##### Data for this exercise #####

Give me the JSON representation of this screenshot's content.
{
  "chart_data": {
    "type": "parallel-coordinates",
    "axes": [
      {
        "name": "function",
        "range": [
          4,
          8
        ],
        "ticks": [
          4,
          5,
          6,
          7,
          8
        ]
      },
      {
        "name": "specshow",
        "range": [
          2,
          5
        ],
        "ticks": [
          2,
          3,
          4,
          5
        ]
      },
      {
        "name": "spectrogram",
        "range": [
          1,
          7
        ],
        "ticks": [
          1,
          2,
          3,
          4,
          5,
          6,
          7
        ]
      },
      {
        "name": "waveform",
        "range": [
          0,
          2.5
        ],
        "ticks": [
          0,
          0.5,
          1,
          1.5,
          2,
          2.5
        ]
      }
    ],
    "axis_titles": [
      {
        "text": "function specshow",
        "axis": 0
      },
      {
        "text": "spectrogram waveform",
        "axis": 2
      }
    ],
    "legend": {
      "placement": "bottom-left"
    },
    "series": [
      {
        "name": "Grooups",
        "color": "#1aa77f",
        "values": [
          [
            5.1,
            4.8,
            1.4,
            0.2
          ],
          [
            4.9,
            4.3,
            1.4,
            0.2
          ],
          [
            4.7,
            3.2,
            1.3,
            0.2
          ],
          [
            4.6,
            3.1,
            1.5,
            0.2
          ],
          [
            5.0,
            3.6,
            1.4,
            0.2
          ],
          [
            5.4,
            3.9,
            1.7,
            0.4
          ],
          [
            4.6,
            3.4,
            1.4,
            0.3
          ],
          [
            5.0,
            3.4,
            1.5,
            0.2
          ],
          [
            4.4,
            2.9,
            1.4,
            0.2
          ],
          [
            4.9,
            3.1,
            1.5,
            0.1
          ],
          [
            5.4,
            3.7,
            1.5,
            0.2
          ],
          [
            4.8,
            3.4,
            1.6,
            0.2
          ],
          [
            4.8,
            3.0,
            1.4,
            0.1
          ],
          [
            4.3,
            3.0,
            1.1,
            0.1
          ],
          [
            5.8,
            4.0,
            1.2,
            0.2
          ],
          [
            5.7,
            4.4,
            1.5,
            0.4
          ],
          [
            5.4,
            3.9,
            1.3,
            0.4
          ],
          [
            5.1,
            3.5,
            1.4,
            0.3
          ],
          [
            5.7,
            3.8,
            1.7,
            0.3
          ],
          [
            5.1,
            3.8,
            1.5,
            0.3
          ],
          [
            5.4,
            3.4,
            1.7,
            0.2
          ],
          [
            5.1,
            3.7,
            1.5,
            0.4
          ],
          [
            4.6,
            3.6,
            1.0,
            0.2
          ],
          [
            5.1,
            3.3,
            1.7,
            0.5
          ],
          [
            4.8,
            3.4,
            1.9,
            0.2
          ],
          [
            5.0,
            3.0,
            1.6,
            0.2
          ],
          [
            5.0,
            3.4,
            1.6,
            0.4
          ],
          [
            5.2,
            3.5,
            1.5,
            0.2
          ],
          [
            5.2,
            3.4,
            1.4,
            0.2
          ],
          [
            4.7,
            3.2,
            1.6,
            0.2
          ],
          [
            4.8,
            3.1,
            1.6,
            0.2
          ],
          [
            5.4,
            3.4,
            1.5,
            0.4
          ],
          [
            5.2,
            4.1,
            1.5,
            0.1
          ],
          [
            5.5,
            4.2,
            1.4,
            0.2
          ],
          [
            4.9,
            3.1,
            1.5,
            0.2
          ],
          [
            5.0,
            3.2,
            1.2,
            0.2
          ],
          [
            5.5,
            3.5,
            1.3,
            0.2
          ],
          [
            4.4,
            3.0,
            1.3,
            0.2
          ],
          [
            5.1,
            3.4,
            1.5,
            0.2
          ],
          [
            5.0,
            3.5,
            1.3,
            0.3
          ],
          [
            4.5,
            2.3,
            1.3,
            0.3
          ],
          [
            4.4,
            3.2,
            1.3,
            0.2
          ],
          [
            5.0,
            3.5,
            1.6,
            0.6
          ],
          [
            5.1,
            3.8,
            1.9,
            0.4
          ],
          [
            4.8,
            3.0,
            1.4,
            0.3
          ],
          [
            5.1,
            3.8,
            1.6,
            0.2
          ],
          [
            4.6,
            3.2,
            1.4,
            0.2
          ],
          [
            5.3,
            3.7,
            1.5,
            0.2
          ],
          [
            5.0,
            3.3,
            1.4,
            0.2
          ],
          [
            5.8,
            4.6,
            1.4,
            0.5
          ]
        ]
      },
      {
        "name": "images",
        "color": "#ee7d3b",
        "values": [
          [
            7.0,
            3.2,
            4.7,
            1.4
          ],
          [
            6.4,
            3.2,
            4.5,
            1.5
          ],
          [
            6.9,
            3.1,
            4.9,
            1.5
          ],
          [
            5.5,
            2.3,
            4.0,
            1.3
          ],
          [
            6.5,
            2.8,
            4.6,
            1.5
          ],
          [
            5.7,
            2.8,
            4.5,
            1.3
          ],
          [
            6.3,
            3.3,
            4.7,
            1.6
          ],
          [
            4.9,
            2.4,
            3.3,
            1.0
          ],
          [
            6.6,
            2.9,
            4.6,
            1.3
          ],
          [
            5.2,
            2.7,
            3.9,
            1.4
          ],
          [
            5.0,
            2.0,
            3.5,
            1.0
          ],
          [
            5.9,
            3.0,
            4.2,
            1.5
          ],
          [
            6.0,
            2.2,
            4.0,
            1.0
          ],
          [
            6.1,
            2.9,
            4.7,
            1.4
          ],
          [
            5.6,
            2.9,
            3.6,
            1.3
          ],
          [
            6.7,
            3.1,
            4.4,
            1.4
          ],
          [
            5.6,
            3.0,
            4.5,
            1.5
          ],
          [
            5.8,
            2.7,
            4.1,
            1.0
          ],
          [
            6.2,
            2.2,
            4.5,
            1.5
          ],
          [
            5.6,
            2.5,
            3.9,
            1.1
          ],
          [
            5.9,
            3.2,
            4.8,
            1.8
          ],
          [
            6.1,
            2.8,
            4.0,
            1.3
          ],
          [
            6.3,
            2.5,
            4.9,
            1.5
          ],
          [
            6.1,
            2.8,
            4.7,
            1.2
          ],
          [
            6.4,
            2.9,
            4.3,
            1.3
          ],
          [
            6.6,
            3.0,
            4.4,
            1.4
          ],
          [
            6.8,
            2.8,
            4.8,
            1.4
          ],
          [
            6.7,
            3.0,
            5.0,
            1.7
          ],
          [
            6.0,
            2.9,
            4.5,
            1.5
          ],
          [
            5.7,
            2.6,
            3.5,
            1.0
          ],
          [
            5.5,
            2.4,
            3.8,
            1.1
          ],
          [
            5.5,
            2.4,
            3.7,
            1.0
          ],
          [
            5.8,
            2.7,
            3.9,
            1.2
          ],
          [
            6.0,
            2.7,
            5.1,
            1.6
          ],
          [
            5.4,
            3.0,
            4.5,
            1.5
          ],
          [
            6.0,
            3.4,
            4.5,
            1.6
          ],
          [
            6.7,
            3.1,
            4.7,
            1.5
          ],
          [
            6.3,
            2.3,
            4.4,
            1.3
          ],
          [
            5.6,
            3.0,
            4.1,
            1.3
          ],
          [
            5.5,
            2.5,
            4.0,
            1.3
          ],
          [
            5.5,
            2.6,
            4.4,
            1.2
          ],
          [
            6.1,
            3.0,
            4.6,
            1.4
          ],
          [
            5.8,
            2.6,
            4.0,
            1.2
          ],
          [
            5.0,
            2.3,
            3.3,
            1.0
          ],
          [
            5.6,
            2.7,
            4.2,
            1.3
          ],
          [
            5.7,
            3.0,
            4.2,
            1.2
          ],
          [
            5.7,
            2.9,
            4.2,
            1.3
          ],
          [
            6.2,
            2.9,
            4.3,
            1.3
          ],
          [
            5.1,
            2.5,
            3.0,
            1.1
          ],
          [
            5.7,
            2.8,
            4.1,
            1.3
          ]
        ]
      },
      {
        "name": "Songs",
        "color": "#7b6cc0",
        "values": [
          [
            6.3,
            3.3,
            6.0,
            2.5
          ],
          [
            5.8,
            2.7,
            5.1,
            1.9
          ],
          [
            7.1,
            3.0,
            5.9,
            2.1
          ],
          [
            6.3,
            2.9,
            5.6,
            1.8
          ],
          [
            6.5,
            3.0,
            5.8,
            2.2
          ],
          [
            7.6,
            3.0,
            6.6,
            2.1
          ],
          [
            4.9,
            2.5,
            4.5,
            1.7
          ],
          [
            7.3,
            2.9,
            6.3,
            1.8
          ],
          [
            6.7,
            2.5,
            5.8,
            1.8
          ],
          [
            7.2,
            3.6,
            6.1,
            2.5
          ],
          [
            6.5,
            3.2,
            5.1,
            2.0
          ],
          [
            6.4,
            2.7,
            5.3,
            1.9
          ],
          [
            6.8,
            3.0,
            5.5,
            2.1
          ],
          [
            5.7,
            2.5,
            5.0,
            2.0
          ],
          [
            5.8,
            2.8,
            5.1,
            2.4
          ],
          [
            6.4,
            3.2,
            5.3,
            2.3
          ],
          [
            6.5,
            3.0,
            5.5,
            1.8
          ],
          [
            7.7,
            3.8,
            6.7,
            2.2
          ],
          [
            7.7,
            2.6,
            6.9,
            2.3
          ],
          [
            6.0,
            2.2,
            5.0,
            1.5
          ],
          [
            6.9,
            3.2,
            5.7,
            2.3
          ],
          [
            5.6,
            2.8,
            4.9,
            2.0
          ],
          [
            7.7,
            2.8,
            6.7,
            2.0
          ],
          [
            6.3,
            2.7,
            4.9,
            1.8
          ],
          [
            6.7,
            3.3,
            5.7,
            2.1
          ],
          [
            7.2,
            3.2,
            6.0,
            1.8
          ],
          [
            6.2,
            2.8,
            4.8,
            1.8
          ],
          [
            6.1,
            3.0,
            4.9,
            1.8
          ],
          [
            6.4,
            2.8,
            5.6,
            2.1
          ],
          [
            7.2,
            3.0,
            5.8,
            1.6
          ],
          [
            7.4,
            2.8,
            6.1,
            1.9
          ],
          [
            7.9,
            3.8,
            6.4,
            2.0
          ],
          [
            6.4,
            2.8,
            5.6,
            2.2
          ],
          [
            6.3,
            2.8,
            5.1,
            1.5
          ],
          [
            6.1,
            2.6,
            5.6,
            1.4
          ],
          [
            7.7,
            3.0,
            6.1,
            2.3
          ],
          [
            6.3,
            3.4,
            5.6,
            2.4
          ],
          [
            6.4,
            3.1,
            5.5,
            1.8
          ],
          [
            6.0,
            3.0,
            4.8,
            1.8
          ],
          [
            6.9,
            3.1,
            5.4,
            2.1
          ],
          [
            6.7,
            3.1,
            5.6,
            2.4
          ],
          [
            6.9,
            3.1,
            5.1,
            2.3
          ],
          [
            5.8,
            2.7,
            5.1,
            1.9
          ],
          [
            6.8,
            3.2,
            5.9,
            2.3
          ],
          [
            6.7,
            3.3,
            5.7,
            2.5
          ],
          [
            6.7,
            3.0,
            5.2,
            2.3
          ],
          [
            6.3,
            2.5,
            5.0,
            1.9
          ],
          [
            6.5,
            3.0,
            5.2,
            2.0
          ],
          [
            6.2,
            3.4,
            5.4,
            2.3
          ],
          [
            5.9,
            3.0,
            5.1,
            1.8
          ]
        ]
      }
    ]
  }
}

#####

> [Given instruction]: Locate the word "name" in the entries, and copy every line where it is found.

> [Result]:
        "name": "function",
        "name": "specshow",
        "name": "spectrogram",
        "name": "waveform",
        "name": "Grooups",
        "name": "images",
        "name": "Songs",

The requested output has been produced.